THE PROBLEM » Go through the material below and copy all lines with "icon".

RECORDS FOR PROCESSING »

= = = =

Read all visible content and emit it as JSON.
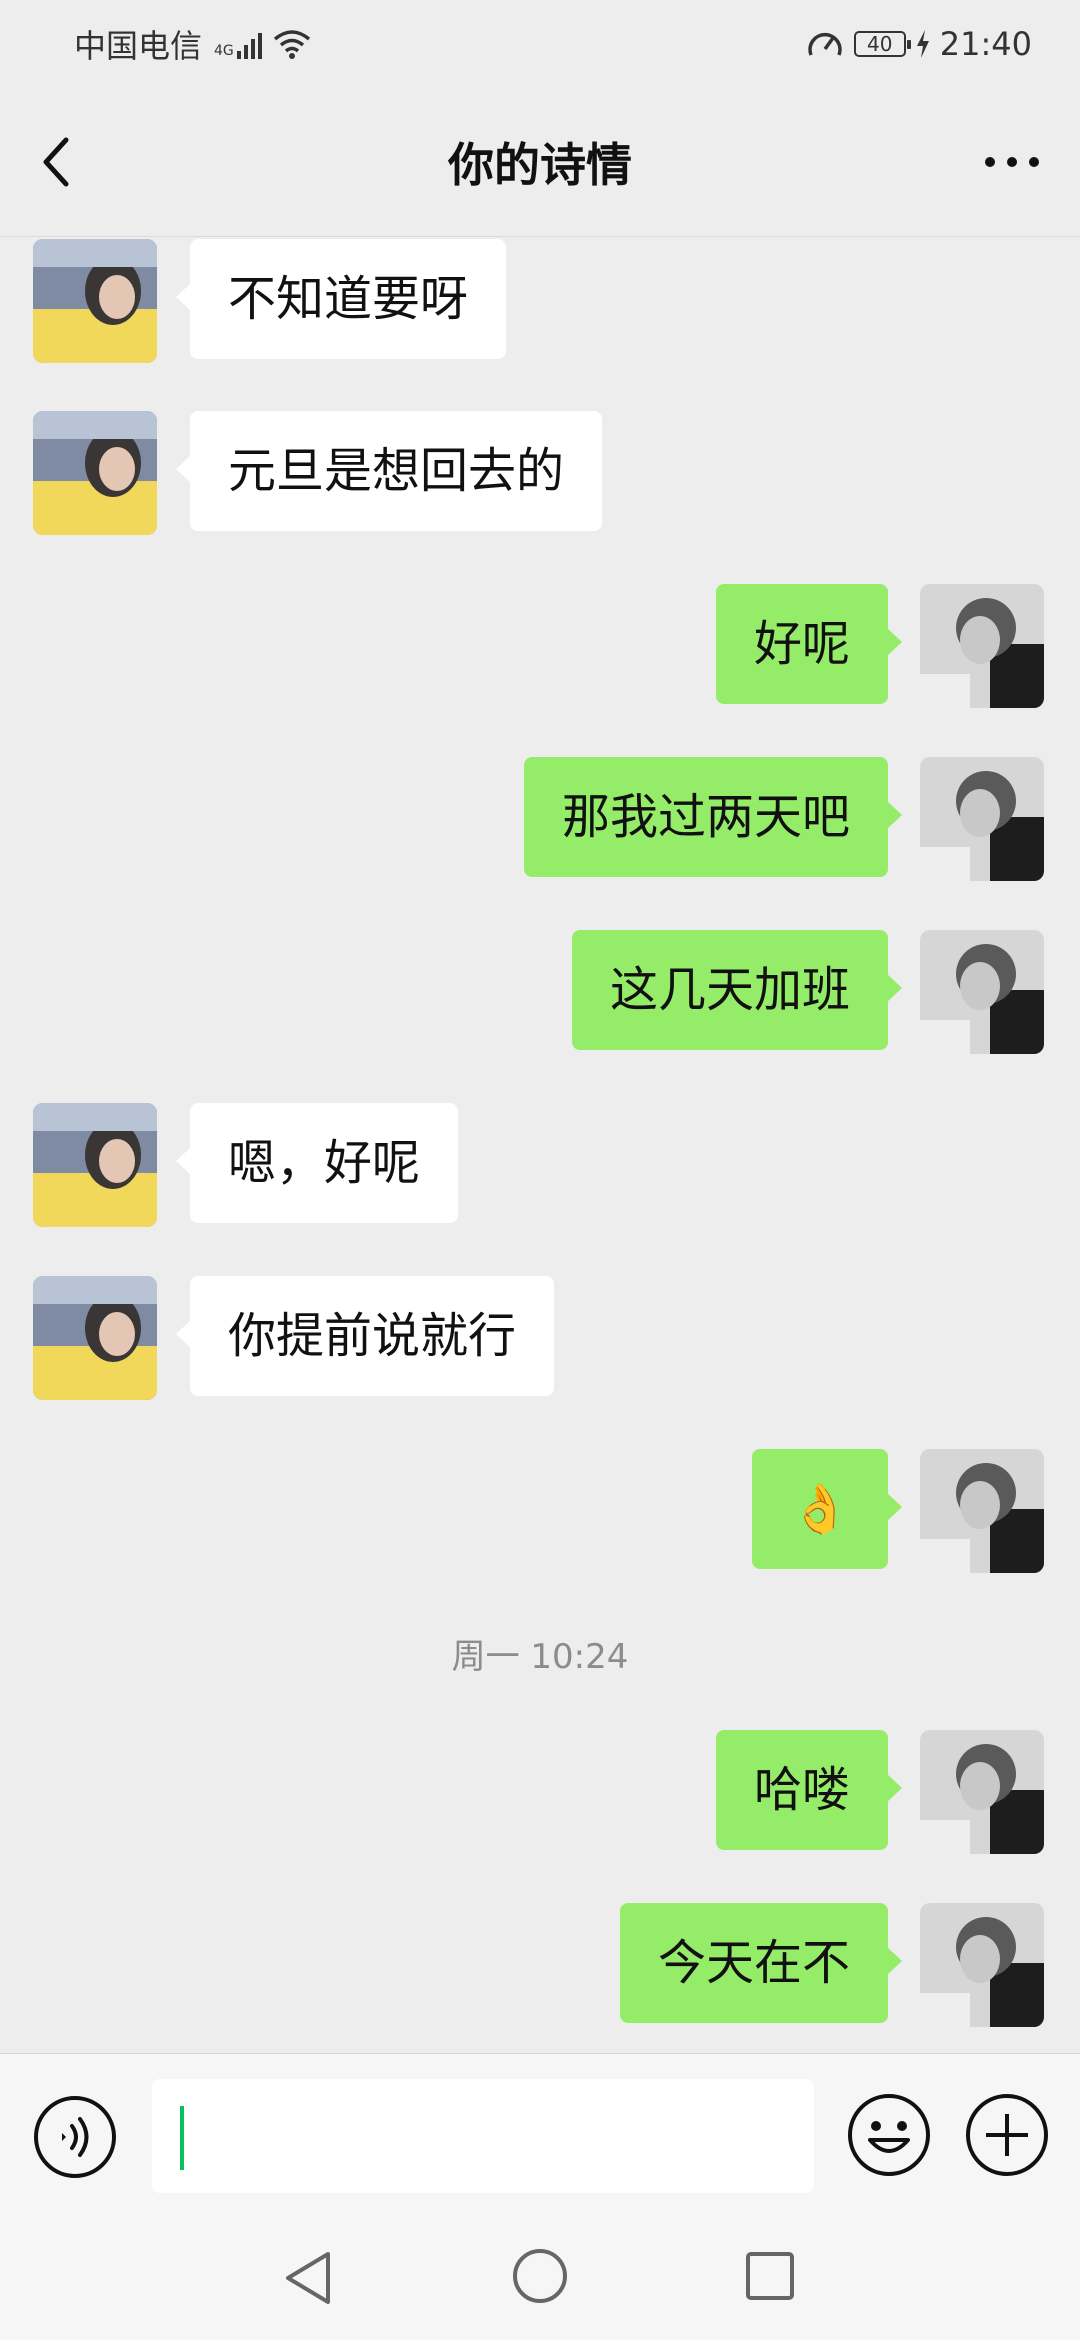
{
  "status_bar": {
    "carrier": "中国电信",
    "network_type": "4G",
    "battery": "40",
    "time": "21:40"
  },
  "header": {
    "title": "你的诗情",
    "back_icon": "chevron-left-icon",
    "more_icon": "more-horizontal-icon"
  },
  "messages": [
    {
      "side": "left",
      "text": "不知道要呀"
    },
    {
      "side": "left",
      "text": "元旦是想回去的"
    },
    {
      "side": "right",
      "text": "好呢"
    },
    {
      "side": "right",
      "text": "那我过两天吧"
    },
    {
      "side": "right",
      "text": "这几天加班"
    },
    {
      "side": "left",
      "text": "嗯，好呢"
    },
    {
      "side": "left",
      "text": "你提前说就行"
    },
    {
      "side": "right",
      "text": "👌"
    },
    {
      "side": "right",
      "text": "哈喽"
    },
    {
      "side": "right",
      "text": "今天在不"
    }
  ],
  "timestamp": "周一 10:24",
  "input_bar": {
    "voice_icon": "voice-icon",
    "emoji_icon": "emoji-icon",
    "plus_icon": "plus-icon",
    "value": ""
  },
  "nav_bar": {
    "back_icon": "triangle-back-icon",
    "home_icon": "circle-home-icon",
    "recent_icon": "square-recent-icon"
  },
  "colors": {
    "background": "#ededed",
    "outgoing_bubble": "#95ec69",
    "incoming_bubble": "#ffffff",
    "cursor": "#07c160"
  }
}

= = = =

SOLUTION »
    "back_icon": "chevron-left-icon",
    "more_icon": "more-horizontal-icon"
    "voice_icon": "voice-icon",
    "emoji_icon": "emoji-icon",
    "plus_icon": "plus-icon",
    "back_icon": "triangle-back-icon",
    "home_icon": "circle-home-icon",
    "recent_icon": "square-recent-icon"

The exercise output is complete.